**Stored data**.
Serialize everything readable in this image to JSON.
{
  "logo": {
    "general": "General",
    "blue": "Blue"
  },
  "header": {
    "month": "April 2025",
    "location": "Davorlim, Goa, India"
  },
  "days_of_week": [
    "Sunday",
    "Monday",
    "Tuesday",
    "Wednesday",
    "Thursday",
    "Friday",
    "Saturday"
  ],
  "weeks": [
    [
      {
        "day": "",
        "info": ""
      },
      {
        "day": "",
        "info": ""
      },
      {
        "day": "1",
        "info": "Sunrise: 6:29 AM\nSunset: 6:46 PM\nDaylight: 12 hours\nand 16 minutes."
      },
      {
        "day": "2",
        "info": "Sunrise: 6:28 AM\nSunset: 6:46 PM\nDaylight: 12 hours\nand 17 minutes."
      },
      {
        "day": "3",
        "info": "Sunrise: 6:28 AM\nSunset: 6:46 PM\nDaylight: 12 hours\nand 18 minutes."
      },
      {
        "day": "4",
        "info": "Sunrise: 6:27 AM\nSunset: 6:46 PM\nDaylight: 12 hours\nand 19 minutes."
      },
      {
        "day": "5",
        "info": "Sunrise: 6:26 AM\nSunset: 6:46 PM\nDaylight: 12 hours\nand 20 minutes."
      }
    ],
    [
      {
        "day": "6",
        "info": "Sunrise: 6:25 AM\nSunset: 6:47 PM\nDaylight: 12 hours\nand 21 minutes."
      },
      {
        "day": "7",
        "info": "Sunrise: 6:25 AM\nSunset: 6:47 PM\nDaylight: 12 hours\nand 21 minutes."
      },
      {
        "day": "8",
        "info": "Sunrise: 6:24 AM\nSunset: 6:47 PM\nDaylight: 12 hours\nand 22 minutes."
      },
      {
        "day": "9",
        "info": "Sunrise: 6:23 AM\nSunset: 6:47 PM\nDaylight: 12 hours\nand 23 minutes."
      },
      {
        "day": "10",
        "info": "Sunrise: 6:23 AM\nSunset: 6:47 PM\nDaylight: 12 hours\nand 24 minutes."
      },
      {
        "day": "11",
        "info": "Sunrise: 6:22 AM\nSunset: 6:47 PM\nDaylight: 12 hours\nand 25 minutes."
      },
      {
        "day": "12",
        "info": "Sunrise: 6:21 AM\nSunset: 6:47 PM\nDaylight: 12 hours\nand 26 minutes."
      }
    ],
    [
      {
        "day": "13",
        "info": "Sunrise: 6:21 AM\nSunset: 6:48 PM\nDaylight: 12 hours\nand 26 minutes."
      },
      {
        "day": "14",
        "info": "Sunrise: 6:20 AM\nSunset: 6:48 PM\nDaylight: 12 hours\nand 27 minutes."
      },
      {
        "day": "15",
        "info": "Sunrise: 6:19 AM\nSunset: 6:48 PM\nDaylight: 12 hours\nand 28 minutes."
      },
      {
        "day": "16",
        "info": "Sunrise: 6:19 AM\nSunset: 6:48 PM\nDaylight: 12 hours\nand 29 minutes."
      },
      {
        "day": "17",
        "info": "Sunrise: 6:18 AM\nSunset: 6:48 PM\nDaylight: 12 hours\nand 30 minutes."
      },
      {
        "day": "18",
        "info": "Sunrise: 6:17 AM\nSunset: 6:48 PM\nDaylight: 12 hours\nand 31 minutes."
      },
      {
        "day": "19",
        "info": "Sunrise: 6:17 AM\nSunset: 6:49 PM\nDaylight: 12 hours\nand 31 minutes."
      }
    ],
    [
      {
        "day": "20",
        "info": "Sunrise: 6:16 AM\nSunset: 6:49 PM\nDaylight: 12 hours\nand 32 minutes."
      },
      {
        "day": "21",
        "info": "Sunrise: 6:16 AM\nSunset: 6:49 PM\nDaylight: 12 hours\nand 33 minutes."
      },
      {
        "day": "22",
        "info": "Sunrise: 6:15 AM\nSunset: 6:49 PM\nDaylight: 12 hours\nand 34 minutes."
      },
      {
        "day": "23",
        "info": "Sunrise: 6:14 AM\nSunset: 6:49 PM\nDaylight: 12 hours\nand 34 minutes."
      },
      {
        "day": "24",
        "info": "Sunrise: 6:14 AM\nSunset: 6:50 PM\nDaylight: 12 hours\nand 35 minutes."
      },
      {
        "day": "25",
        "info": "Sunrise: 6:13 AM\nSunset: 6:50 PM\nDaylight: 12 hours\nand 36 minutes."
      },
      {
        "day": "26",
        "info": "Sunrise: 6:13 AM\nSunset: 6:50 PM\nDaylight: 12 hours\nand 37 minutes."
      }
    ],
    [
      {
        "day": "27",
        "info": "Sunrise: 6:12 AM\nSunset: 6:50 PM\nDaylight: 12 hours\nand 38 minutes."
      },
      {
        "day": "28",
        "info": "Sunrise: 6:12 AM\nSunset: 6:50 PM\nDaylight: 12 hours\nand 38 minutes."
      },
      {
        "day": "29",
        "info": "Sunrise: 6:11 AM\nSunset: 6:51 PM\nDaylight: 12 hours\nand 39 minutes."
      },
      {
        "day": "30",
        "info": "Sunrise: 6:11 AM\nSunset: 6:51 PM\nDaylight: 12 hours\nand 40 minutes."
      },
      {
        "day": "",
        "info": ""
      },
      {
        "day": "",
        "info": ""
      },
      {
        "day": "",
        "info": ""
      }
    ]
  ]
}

**Problem statement**.
Make a verbatim copy of every entry shown above.

**Full solution**.
Serialize everything readable in this image to JSON.
{
  "logo": {
    "general": "General",
    "blue": "Blue"
  },
  "header": {
    "month": "April 2025",
    "location": "Davorlim, Goa, India"
  },
  "days_of_week": [
    "Sunday",
    "Monday",
    "Tuesday",
    "Wednesday",
    "Thursday",
    "Friday",
    "Saturday"
  ],
  "weeks": [
    [
      {
        "day": "",
        "info": ""
      },
      {
        "day": "",
        "info": ""
      },
      {
        "day": "1",
        "info": "Sunrise: 6:29 AM\nSunset: 6:46 PM\nDaylight: 12 hours\nand 16 minutes."
      },
      {
        "day": "2",
        "info": "Sunrise: 6:28 AM\nSunset: 6:46 PM\nDaylight: 12 hours\nand 17 minutes."
      },
      {
        "day": "3",
        "info": "Sunrise: 6:28 AM\nSunset: 6:46 PM\nDaylight: 12 hours\nand 18 minutes."
      },
      {
        "day": "4",
        "info": "Sunrise: 6:27 AM\nSunset: 6:46 PM\nDaylight: 12 hours\nand 19 minutes."
      },
      {
        "day": "5",
        "info": "Sunrise: 6:26 AM\nSunset: 6:46 PM\nDaylight: 12 hours\nand 20 minutes."
      }
    ],
    [
      {
        "day": "6",
        "info": "Sunrise: 6:25 AM\nSunset: 6:47 PM\nDaylight: 12 hours\nand 21 minutes."
      },
      {
        "day": "7",
        "info": "Sunrise: 6:25 AM\nSunset: 6:47 PM\nDaylight: 12 hours\nand 21 minutes."
      },
      {
        "day": "8",
        "info": "Sunrise: 6:24 AM\nSunset: 6:47 PM\nDaylight: 12 hours\nand 22 minutes."
      },
      {
        "day": "9",
        "info": "Sunrise: 6:23 AM\nSunset: 6:47 PM\nDaylight: 12 hours\nand 23 minutes."
      },
      {
        "day": "10",
        "info": "Sunrise: 6:23 AM\nSunset: 6:47 PM\nDaylight: 12 hours\nand 24 minutes."
      },
      {
        "day": "11",
        "info": "Sunrise: 6:22 AM\nSunset: 6:47 PM\nDaylight: 12 hours\nand 25 minutes."
      },
      {
        "day": "12",
        "info": "Sunrise: 6:21 AM\nSunset: 6:47 PM\nDaylight: 12 hours\nand 26 minutes."
      }
    ],
    [
      {
        "day": "13",
        "info": "Sunrise: 6:21 AM\nSunset: 6:48 PM\nDaylight: 12 hours\nand 26 minutes."
      },
      {
        "day": "14",
        "info": "Sunrise: 6:20 AM\nSunset: 6:48 PM\nDaylight: 12 hours\nand 27 minutes."
      },
      {
        "day": "15",
        "info": "Sunrise: 6:19 AM\nSunset: 6:48 PM\nDaylight: 12 hours\nand 28 minutes."
      },
      {
        "day": "16",
        "info": "Sunrise: 6:19 AM\nSunset: 6:48 PM\nDaylight: 12 hours\nand 29 minutes."
      },
      {
        "day": "17",
        "info": "Sunrise: 6:18 AM\nSunset: 6:48 PM\nDaylight: 12 hours\nand 30 minutes."
      },
      {
        "day": "18",
        "info": "Sunrise: 6:17 AM\nSunset: 6:48 PM\nDaylight: 12 hours\nand 31 minutes."
      },
      {
        "day": "19",
        "info": "Sunrise: 6:17 AM\nSunset: 6:49 PM\nDaylight: 12 hours\nand 31 minutes."
      }
    ],
    [
      {
        "day": "20",
        "info": "Sunrise: 6:16 AM\nSunset: 6:49 PM\nDaylight: 12 hours\nand 32 minutes."
      },
      {
        "day": "21",
        "info": "Sunrise: 6:16 AM\nSunset: 6:49 PM\nDaylight: 12 hours\nand 33 minutes."
      },
      {
        "day": "22",
        "info": "Sunrise: 6:15 AM\nSunset: 6:49 PM\nDaylight: 12 hours\nand 34 minutes."
      },
      {
        "day": "23",
        "info": "Sunrise: 6:14 AM\nSunset: 6:49 PM\nDaylight: 12 hours\nand 34 minutes."
      },
      {
        "day": "24",
        "info": "Sunrise: 6:14 AM\nSunset: 6:50 PM\nDaylight: 12 hours\nand 35 minutes."
      },
      {
        "day": "25",
        "info": "Sunrise: 6:13 AM\nSunset: 6:50 PM\nDaylight: 12 hours\nand 36 minutes."
      },
      {
        "day": "26",
        "info": "Sunrise: 6:13 AM\nSunset: 6:50 PM\nDaylight: 12 hours\nand 37 minutes."
      }
    ],
    [
      {
        "day": "27",
        "info": "Sunrise: 6:12 AM\nSunset: 6:50 PM\nDaylight: 12 hours\nand 38 minutes."
      },
      {
        "day": "28",
        "info": "Sunrise: 6:12 AM\nSunset: 6:50 PM\nDaylight: 12 hours\nand 38 minutes."
      },
      {
        "day": "29",
        "info": "Sunrise: 6:11 AM\nSunset: 6:51 PM\nDaylight: 12 hours\nand 39 minutes."
      },
      {
        "day": "30",
        "info": "Sunrise: 6:11 AM\nSunset: 6:51 PM\nDaylight: 12 hours\nand 40 minutes."
      },
      {
        "day": "",
        "info": ""
      },
      {
        "day": "",
        "info": ""
      },
      {
        "day": "",
        "info": ""
      }
    ]
  ]
}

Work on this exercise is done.